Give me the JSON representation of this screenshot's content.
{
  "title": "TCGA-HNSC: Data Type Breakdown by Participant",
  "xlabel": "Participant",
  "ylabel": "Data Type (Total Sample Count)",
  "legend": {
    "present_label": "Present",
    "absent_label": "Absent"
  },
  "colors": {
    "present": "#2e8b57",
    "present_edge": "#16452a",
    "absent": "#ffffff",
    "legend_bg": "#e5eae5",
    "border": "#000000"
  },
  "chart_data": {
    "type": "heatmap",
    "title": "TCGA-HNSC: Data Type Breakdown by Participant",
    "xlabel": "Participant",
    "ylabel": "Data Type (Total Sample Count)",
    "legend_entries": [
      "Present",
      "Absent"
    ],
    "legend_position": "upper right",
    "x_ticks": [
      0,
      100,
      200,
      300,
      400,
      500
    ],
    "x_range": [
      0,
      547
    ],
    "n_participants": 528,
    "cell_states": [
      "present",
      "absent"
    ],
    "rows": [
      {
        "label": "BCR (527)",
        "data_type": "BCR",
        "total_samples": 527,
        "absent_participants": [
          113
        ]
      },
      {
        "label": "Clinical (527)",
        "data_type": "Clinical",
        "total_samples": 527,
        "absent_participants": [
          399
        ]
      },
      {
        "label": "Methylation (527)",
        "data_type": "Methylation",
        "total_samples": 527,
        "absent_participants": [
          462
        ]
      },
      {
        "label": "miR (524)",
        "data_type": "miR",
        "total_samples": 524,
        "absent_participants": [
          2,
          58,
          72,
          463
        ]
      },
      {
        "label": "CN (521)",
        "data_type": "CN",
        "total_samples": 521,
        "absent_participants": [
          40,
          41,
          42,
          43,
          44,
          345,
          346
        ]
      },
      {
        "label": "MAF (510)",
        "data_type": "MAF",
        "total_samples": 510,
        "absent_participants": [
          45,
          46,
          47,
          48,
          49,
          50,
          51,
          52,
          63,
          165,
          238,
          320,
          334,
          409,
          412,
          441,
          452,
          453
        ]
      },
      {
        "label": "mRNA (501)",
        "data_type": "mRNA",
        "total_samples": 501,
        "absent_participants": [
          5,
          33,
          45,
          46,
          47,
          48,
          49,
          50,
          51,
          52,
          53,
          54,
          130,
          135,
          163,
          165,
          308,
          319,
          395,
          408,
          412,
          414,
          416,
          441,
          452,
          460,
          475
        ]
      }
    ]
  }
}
****************************************
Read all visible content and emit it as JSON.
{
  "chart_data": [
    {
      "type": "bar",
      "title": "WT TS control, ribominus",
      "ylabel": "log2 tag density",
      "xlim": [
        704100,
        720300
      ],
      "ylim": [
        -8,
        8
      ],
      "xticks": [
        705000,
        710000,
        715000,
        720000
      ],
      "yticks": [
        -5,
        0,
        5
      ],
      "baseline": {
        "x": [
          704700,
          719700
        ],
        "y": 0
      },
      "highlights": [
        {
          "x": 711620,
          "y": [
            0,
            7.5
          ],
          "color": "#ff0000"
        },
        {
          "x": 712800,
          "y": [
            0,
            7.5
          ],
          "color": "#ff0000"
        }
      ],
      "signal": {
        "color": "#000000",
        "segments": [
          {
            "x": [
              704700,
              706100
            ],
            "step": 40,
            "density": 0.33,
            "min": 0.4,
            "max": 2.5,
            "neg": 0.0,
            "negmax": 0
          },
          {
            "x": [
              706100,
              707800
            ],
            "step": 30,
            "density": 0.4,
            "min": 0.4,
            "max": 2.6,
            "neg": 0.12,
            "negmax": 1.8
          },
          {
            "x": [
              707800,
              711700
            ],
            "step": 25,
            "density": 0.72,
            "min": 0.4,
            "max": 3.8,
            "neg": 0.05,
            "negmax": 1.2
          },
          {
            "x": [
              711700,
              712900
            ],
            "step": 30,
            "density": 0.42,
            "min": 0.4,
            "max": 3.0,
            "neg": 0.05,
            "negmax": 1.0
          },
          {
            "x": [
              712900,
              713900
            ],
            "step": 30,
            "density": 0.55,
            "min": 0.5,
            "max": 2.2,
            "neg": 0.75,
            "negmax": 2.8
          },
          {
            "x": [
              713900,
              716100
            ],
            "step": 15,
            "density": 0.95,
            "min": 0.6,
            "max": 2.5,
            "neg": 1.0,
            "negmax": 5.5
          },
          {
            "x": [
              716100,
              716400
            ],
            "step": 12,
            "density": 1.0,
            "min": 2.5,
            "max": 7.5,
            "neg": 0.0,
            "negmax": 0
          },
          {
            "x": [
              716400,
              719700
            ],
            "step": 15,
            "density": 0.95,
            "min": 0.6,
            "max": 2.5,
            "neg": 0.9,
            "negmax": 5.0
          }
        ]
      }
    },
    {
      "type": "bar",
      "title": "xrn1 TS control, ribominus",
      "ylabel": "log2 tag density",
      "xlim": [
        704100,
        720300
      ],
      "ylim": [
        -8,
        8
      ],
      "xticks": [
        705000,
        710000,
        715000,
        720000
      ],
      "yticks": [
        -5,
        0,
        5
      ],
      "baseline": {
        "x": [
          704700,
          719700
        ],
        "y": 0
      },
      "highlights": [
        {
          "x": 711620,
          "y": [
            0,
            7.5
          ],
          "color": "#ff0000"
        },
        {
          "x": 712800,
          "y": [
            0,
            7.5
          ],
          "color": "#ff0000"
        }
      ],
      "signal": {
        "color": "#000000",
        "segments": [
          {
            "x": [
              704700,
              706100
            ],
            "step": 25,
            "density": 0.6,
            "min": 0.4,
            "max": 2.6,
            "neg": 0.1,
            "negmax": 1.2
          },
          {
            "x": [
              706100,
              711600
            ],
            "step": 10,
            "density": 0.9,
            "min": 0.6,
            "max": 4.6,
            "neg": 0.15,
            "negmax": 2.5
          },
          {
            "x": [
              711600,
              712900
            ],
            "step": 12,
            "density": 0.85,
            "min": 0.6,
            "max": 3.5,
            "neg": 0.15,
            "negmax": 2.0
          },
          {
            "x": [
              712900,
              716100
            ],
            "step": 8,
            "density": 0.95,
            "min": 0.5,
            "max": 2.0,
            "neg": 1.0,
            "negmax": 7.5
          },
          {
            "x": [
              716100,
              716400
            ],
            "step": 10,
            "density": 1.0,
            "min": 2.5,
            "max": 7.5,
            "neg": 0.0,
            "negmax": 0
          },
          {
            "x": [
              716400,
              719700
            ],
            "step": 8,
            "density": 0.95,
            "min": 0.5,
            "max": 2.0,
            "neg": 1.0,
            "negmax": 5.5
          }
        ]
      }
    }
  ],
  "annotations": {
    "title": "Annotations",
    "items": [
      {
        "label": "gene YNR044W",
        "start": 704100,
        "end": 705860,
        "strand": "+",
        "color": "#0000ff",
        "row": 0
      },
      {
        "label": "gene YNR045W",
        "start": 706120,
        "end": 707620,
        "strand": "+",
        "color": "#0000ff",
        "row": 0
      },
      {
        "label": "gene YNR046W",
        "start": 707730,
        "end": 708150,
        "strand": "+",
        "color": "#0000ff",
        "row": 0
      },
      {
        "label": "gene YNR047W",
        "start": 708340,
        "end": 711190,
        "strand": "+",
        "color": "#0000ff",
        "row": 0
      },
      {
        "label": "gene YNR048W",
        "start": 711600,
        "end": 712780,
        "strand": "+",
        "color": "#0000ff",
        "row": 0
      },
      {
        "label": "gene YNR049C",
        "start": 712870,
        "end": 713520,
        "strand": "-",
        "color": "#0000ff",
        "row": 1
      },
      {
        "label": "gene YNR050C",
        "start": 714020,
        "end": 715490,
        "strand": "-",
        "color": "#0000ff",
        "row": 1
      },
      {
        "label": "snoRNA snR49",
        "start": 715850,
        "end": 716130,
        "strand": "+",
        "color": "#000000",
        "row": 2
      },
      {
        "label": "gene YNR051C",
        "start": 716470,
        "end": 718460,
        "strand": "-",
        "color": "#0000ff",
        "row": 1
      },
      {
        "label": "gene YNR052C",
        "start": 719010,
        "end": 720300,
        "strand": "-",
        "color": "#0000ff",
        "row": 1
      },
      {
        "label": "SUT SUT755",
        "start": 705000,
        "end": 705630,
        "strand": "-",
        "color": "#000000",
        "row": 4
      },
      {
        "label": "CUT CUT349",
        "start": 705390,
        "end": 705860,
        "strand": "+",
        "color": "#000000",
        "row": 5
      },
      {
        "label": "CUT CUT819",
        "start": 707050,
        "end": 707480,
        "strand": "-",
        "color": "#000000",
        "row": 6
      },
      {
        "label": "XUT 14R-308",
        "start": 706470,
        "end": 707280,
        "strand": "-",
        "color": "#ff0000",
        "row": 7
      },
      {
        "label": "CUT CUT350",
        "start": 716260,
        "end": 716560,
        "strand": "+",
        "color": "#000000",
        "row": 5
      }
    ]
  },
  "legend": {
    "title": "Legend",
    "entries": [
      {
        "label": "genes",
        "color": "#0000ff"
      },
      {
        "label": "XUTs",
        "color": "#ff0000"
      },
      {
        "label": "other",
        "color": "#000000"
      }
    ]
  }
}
****************************************
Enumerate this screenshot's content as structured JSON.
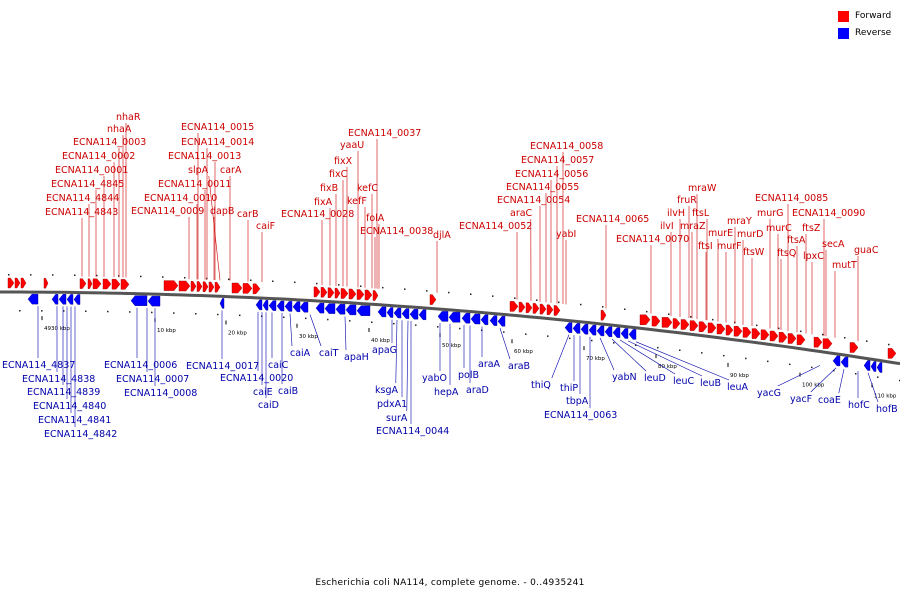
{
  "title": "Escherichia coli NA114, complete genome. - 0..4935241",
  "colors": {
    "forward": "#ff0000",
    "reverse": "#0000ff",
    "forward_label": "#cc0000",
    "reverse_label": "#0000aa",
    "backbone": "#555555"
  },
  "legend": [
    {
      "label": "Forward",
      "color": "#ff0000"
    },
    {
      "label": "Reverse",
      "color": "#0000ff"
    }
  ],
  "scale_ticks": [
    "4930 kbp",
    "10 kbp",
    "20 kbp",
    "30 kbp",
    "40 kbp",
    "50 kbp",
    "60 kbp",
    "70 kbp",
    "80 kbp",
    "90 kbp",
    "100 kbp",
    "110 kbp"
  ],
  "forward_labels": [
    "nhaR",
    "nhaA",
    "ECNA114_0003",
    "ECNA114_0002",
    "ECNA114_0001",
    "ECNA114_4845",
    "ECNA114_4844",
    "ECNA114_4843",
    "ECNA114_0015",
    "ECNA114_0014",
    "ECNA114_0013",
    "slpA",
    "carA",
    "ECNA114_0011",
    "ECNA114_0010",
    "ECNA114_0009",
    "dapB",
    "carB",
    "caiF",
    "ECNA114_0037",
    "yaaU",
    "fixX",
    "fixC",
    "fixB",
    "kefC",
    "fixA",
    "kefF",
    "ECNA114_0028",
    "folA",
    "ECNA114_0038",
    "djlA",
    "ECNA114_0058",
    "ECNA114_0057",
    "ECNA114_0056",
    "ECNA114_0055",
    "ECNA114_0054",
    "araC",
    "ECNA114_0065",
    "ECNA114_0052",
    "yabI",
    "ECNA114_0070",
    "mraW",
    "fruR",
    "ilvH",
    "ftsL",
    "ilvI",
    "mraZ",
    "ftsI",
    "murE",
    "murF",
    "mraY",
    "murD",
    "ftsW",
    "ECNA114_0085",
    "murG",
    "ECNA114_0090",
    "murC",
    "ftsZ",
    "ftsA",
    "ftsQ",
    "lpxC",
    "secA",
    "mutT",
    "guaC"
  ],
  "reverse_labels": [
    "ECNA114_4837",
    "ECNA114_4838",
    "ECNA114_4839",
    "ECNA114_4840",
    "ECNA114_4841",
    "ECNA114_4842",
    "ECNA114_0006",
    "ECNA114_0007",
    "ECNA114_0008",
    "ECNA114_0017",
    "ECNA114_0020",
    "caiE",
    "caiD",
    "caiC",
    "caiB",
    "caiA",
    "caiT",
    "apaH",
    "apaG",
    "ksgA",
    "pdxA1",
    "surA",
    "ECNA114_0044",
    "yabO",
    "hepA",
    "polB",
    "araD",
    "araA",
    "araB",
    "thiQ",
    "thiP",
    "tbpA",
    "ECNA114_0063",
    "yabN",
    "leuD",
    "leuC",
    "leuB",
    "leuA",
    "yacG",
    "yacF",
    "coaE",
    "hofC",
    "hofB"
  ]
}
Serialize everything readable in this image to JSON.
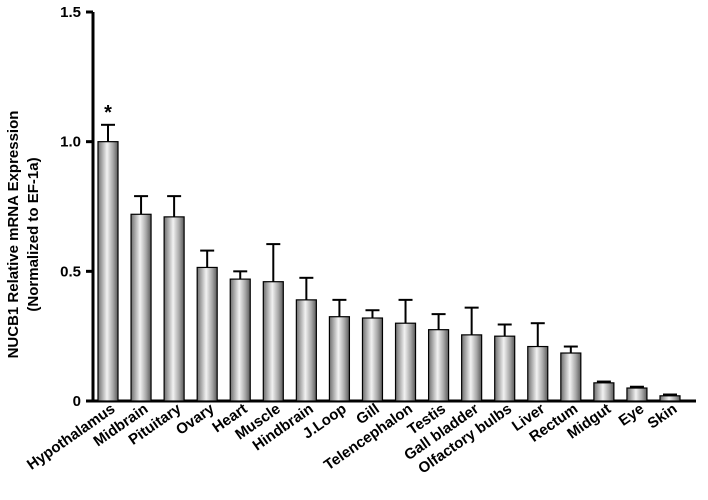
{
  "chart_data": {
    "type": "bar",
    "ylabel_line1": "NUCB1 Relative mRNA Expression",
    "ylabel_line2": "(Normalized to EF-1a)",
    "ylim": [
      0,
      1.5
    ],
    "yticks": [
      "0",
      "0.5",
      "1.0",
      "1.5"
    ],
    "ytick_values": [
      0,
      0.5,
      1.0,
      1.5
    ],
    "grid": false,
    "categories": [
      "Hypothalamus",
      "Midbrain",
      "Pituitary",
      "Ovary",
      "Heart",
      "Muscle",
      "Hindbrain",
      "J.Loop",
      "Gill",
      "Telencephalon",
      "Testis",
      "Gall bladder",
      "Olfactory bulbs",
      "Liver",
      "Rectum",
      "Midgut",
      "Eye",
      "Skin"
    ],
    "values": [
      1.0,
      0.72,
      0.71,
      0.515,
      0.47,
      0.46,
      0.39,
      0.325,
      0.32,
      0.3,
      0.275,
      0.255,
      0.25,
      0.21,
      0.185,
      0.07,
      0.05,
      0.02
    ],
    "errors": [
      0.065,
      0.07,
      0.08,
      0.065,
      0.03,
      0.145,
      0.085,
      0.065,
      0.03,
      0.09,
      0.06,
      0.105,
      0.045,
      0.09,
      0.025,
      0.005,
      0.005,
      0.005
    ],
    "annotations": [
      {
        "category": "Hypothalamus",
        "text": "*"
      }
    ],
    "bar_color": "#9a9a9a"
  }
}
****************************************
Return, from the data above, each line in which the string "Clinical" appears.

        "label": "Clinical (527)",
        "data_type": "Clinical",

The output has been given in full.